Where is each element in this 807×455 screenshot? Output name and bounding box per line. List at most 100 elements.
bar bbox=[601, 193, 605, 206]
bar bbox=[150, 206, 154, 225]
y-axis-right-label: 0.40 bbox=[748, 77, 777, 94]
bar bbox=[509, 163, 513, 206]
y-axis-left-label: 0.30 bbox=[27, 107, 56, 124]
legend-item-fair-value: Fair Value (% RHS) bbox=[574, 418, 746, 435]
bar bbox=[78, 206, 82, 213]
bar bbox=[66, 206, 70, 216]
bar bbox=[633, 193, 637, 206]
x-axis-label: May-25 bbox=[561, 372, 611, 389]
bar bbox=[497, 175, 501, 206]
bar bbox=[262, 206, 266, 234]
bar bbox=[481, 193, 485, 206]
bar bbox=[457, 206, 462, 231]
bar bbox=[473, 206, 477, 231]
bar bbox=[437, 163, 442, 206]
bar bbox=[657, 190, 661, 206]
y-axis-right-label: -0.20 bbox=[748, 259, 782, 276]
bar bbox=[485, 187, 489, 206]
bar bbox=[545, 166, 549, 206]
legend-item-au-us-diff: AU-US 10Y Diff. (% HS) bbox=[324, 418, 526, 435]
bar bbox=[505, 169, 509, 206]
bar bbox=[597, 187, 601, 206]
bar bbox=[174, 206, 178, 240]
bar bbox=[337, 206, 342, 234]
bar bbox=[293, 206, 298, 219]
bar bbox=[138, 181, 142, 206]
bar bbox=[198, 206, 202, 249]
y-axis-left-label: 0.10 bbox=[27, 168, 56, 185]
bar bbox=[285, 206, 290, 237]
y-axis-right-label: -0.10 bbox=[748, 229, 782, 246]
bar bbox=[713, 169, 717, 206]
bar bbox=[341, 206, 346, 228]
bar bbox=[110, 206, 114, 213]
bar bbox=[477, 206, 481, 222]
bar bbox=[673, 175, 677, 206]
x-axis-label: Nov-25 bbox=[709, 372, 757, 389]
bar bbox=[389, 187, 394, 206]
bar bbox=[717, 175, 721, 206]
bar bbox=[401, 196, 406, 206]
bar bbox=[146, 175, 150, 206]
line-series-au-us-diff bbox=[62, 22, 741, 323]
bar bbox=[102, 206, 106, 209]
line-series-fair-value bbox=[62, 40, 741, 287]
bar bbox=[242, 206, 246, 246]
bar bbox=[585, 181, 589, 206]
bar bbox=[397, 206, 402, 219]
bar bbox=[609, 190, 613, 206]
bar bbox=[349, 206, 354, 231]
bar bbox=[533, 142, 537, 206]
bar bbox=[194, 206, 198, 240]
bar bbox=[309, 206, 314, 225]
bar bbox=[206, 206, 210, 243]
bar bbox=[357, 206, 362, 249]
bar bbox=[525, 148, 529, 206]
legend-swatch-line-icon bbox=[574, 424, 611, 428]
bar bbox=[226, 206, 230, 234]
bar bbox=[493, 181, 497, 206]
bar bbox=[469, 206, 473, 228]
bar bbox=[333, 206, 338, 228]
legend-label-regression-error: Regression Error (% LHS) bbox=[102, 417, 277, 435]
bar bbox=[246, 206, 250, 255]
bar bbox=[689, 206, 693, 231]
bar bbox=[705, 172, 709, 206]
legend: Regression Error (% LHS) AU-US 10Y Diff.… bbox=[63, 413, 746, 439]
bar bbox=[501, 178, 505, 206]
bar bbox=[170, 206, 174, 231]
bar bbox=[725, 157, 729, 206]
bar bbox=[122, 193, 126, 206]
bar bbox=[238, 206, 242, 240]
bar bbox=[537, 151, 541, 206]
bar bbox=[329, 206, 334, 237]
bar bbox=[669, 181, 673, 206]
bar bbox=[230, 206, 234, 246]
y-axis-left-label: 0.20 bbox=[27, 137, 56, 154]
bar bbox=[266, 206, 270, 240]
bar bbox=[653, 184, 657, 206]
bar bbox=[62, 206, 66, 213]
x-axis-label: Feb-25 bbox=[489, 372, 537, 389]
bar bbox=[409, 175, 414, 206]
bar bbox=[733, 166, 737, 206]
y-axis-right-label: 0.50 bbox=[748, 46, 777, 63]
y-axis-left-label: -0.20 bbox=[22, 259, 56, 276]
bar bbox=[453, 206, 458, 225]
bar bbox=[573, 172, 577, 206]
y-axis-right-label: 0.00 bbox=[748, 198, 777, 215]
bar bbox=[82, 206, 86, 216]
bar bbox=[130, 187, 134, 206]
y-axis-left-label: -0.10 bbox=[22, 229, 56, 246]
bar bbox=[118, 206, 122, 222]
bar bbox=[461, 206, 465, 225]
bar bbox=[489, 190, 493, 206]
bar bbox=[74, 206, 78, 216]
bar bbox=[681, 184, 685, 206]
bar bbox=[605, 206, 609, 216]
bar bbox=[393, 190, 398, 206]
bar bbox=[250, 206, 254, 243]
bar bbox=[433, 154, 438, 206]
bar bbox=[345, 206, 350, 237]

....

> What to work on: Rewrite the material above as a JSON array of strings, with each line as one string and blank lines omitted.

> Expected output:
[
  "Where is each element in this 807×455 screenshot? Output name and bounding box per line. List at most 100 elements.",
  "bar bbox=[601, 193, 605, 206]",
  "bar bbox=[150, 206, 154, 225]",
  "y-axis-right-label: 0.40 bbox=[748, 77, 777, 94]",
  "bar bbox=[509, 163, 513, 206]",
  "y-axis-left-label: 0.30 bbox=[27, 107, 56, 124]",
  "legend-item-fair-value: Fair Value (% RHS) bbox=[574, 418, 746, 435]",
  "bar bbox=[78, 206, 82, 213]",
  "bar bbox=[66, 206, 70, 216]",
  "bar bbox=[633, 193, 637, 206]",
  "x-axis-label: May-25 bbox=[561, 372, 611, 389]",
  "bar bbox=[497, 175, 501, 206]",
  "bar bbox=[262, 206, 266, 234]",
  "bar bbox=[481, 193, 485, 206]",
  "bar bbox=[457, 206, 462, 231]",
  "bar bbox=[473, 206, 477, 231]",
  "bar bbox=[437, 163, 442, 206]",
  "bar bbox=[657, 190, 661, 206]",
  "y-axis-right-label: -0.20 bbox=[748, 259, 782, 276]",
  "bar bbox=[485, 187, 489, 206]",
  "bar bbox=[545, 166, 549, 206]",
  "legend-item-au-us-diff: AU-US 10Y Diff. (% HS) bbox=[324, 418, 526, 435]",
  "bar bbox=[505, 169, 509, 206]",
  "bar bbox=[597, 187, 601, 206]",
  "bar bbox=[174, 206, 178, 240]",
  "bar bbox=[337, 206, 342, 234]",
  "bar bbox=[293, 206, 298, 219]",
  "bar bbox=[138, 181, 142, 206]",
  "bar bbox=[198, 206, 202, 249]",
  "y-axis-left-label: 0.10 bbox=[27, 168, 56, 185]",
  "bar bbox=[285, 206, 290, 237]",
  "y-axis-right-label: -0.10 bbox=[748, 229, 782, 246]",
  "bar bbox=[713, 169, 717, 206]",
  "bar bbox=[341, 206, 346, 228]",
  "bar bbox=[110, 206, 114, 213]",
  "bar bbox=[477, 206, 481, 222]",
  "bar bbox=[673, 175, 677, 206]",
  "x-axis-label: Nov-25 bbox=[709, 372, 757, 389]",
  "bar bbox=[389, 187, 394, 206]",
  "bar bbox=[717, 175, 721, 206]",
  "bar bbox=[401, 196, 406, 206]",
  "bar bbox=[146, 175, 150, 206]",
  "line-series-au-us-diff bbox=[62, 22, 741, 323]",
  "bar bbox=[102, 206, 106, 209]",
  "line-series-fair-value bbox=[62, 40, 741, 287]",
  "bar bbox=[242, 206, 246, 246]",
  "bar bbox=[585, 181, 589, 206]",
  "bar bbox=[397, 206, 402, 219]",
  "bar bbox=[609, 190, 613, 206]",
  "bar bbox=[349, 206, 354, 231]",
  "bar bbox=[533, 142, 537, 206]",
  "bar bbox=[194, 206, 198, 240]",
  "bar bbox=[309, 206, 314, 225]",
  "bar bbox=[206, 206, 210, 243]",
  "bar bbox=[357, 206, 362, 249]",
  "bar bbox=[525, 148, 529, 206]",
  "legend-swatch-line-icon bbox=[574, 424, 611, 428]",
  "bar bbox=[226, 206, 230, 234]",
  "bar bbox=[493, 181, 497, 206]",
  "bar bbox=[469, 206, 473, 228]",
  "bar bbox=[333, 206, 338, 228]",
  "legend-label-regression-error: Regression Error (% LHS) bbox=[102, 417, 277, 435]",
  "bar bbox=[246, 206, 250, 255]",
  "bar bbox=[689, 206, 693, 231]",
  "bar bbox=[705, 172, 709, 206]",
  "legend: Regression Error (% LHS) AU-US 10Y Diff.… bbox=[63, 413, 746, 439]",
  "bar bbox=[501, 178, 505, 206]",
  "bar bbox=[170, 206, 174, 231]",
  "bar bbox=[725, 157, 729, 206]",
  "bar bbox=[122, 193, 126, 206]",
  "bar bbox=[238, 206, 242, 240]",
  "bar bbox=[537, 151, 541, 206]",
  "bar bbox=[329, 206, 334, 237]",
  "bar bbox=[669, 181, 673, 206]",
  "bar bbox=[230, 206, 234, 246]",
  "y-axis-left-label: 0.20 bbox=[27, 137, 56, 154]",
  "bar bbox=[266, 206, 270, 240]",
  "bar bbox=[653, 184, 657, 206]",
  "bar bbox=[62, 206, 66, 213]",
  "x-axis-label: Feb-25 bbox=[489, 372, 537, 389]",
  "bar bbox=[409, 175, 414, 206]",
  "bar bbox=[733, 166, 737, 206]",
  "y-axis-right-label: 0.50 bbox=[748, 46, 777, 63]",
  "y-axis-left-label: -0.20 bbox=[22, 259, 56, 276]",
  "bar bbox=[453, 206, 458, 225]",
  "bar bbox=[573, 172, 577, 206]",
  "y-axis-right-label: 0.00 bbox=[748, 198, 777, 215]",
  "bar bbox=[82, 206, 86, 216]",
  "bar bbox=[130, 187, 134, 206]",
  "y-axis-left-label: -0.10 bbox=[22, 229, 56, 246]",
  "bar bbox=[118, 206, 122, 222]",
  "bar bbox=[461, 206, 465, 225]",
  "bar bbox=[489, 190, 493, 206]",
  "bar bbox=[74, 206, 78, 216]",
  "bar bbox=[681, 184, 685, 206]",
  "bar bbox=[605, 206, 609, 216]",
  "bar bbox=[393, 190, 398, 206]",
  "bar bbox=[250, 206, 254, 243]",
  "bar bbox=[433, 154, 438, 206]",
  "bar bbox=[345, 206, 350, 237]"
]